All lines holding the string "shall" are to be shown.

-- Start of Supplied records --

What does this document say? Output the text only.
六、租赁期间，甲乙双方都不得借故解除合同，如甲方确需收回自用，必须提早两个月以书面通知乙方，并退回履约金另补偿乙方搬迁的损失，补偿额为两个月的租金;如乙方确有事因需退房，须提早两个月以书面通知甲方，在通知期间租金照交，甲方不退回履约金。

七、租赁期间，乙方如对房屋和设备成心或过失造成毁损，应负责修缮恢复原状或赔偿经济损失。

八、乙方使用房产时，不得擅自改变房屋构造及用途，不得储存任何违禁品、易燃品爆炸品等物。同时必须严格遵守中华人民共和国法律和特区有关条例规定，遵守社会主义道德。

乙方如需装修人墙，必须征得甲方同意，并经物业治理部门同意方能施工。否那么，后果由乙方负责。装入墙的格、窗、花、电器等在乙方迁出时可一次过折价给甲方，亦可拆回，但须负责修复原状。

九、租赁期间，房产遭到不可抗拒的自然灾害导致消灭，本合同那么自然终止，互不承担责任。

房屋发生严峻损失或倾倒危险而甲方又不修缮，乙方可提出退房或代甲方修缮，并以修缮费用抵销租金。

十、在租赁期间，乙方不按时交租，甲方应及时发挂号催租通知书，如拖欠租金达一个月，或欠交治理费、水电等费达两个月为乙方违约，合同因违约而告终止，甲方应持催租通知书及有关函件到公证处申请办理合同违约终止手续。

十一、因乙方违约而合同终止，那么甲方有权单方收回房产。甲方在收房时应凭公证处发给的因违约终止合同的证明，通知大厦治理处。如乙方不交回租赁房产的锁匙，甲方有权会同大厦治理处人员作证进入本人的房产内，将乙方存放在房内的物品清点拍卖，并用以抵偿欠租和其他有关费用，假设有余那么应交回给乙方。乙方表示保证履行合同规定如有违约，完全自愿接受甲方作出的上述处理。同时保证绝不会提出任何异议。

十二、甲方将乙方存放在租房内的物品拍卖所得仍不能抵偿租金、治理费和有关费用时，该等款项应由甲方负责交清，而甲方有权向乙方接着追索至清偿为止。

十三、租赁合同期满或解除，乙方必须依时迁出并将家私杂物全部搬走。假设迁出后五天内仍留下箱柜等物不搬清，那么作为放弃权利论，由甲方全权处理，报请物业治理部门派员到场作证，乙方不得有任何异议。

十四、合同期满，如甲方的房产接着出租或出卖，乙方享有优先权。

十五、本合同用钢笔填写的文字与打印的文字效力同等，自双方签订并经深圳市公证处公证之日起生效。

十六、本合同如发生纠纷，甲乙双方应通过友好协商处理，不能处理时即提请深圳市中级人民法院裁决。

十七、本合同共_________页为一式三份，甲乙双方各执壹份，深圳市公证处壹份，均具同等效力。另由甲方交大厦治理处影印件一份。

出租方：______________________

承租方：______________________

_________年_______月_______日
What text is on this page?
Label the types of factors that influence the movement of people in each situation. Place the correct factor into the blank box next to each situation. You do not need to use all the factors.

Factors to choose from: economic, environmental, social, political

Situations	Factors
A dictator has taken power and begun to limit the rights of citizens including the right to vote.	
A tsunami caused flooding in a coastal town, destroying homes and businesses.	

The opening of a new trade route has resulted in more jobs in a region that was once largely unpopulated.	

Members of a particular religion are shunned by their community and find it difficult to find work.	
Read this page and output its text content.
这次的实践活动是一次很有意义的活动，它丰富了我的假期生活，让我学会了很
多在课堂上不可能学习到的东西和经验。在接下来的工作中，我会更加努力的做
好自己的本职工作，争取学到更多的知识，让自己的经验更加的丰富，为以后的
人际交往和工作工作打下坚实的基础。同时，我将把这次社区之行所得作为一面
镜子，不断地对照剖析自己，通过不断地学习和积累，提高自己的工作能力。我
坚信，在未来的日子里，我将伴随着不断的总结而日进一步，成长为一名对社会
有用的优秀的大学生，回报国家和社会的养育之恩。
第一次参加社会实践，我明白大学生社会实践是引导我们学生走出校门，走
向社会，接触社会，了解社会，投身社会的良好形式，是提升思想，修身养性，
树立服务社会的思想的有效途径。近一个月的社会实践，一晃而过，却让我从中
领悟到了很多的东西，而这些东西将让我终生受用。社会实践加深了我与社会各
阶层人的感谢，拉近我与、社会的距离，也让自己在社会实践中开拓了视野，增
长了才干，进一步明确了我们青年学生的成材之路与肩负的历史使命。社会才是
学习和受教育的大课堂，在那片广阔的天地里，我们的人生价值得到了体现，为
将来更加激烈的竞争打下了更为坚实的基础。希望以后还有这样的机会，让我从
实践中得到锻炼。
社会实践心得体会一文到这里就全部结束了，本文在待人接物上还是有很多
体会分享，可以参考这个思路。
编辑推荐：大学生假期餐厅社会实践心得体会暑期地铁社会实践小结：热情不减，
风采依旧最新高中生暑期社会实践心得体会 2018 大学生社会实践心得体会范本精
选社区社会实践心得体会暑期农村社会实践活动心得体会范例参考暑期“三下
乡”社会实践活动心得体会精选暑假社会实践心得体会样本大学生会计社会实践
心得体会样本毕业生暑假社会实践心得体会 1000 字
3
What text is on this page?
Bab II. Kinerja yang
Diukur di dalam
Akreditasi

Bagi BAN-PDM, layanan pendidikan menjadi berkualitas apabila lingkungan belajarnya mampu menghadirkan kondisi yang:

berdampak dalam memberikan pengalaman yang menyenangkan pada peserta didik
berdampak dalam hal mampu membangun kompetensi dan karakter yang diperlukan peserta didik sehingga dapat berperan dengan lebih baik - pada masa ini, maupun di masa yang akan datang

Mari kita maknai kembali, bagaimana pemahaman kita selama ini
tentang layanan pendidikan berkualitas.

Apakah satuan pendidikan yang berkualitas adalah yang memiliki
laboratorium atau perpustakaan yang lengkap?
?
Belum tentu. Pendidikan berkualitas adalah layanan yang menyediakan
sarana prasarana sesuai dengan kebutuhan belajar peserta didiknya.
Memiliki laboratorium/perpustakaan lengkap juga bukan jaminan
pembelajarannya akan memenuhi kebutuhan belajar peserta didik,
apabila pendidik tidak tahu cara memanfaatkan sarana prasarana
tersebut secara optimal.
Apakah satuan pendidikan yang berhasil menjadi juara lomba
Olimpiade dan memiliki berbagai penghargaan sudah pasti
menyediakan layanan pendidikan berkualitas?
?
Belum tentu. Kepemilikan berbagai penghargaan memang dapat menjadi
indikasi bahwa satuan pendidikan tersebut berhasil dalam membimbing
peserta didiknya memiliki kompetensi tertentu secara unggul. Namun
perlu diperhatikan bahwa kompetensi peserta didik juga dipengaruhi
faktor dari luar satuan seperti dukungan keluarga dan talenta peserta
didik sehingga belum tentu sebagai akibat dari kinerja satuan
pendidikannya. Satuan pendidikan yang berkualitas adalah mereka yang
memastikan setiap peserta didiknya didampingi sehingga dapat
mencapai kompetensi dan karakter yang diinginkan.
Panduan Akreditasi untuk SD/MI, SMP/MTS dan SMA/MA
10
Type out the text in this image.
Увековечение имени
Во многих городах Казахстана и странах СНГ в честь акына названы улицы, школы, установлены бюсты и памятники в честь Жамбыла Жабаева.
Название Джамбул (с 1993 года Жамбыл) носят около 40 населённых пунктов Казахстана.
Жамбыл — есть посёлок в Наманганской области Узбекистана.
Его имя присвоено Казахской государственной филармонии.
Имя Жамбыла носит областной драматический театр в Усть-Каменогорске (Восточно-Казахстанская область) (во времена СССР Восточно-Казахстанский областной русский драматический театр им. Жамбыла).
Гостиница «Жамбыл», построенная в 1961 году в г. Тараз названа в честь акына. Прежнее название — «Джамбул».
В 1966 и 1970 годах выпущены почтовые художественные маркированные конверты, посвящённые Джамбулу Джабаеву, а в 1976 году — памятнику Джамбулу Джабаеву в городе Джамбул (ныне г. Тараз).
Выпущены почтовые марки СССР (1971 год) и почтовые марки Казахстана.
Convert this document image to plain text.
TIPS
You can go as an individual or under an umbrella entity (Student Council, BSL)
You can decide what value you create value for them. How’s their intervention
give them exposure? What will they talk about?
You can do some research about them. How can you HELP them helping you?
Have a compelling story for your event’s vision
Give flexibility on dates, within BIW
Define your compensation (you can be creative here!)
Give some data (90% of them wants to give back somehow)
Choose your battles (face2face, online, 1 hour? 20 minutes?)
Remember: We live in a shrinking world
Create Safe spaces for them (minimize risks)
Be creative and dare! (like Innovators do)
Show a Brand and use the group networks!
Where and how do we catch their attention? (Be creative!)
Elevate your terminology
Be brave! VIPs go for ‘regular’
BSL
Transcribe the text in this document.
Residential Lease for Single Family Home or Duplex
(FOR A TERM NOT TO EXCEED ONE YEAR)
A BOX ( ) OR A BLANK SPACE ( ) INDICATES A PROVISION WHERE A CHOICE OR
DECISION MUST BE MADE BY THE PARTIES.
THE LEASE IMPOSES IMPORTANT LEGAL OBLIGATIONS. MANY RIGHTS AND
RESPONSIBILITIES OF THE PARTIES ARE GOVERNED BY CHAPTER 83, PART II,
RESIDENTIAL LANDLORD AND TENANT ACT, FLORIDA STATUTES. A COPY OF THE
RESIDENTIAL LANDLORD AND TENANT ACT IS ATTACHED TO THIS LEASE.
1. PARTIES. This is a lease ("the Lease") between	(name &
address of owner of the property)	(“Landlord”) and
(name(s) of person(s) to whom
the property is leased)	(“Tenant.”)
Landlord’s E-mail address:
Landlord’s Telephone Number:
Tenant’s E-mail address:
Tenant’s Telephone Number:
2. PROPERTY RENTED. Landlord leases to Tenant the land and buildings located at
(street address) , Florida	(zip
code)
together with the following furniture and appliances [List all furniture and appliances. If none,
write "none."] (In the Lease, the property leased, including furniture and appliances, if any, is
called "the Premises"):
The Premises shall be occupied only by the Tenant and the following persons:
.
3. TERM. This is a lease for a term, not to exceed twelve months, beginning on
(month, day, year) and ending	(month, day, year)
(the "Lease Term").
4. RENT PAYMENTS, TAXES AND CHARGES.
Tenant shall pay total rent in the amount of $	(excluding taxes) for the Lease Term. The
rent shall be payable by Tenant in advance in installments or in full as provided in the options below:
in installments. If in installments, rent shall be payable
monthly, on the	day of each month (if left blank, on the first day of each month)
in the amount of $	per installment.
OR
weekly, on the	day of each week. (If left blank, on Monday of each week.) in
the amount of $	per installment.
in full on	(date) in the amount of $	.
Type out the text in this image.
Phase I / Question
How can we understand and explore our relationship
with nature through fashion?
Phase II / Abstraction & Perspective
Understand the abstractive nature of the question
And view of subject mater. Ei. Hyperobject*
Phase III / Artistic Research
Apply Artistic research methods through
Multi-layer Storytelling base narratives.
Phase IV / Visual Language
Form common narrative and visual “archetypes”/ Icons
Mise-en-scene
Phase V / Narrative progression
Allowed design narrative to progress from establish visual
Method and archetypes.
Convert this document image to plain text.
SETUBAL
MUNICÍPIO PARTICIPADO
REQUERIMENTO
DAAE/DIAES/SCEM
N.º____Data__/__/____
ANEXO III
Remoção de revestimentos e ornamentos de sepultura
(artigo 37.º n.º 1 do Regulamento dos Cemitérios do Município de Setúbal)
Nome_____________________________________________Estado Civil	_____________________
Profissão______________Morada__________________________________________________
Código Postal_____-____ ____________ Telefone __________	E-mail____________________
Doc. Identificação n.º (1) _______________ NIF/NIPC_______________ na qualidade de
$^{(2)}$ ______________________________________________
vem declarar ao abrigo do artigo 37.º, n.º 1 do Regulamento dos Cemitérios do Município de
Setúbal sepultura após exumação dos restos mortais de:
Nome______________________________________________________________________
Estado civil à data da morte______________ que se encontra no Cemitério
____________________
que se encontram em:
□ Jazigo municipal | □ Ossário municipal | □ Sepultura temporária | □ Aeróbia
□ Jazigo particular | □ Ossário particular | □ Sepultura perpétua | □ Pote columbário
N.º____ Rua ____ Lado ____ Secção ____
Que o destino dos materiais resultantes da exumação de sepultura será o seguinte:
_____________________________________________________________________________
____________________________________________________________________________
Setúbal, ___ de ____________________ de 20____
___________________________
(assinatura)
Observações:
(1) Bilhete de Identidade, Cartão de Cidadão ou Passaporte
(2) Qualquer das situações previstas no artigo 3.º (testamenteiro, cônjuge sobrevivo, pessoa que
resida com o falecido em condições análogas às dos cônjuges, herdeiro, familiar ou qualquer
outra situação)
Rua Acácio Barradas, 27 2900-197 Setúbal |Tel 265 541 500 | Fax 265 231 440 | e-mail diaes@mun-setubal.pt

-- End of Supplied records --

> Result of the task
The Premises shall be occupied only by the Tenant and the following persons:
Tenant shall pay total rent in the amount of $	(excluding taxes) for the Lease Term. The
rent shall be payable by Tenant in advance in installments or in full as provided in the options below:
in installments. If in installments, rent shall be payable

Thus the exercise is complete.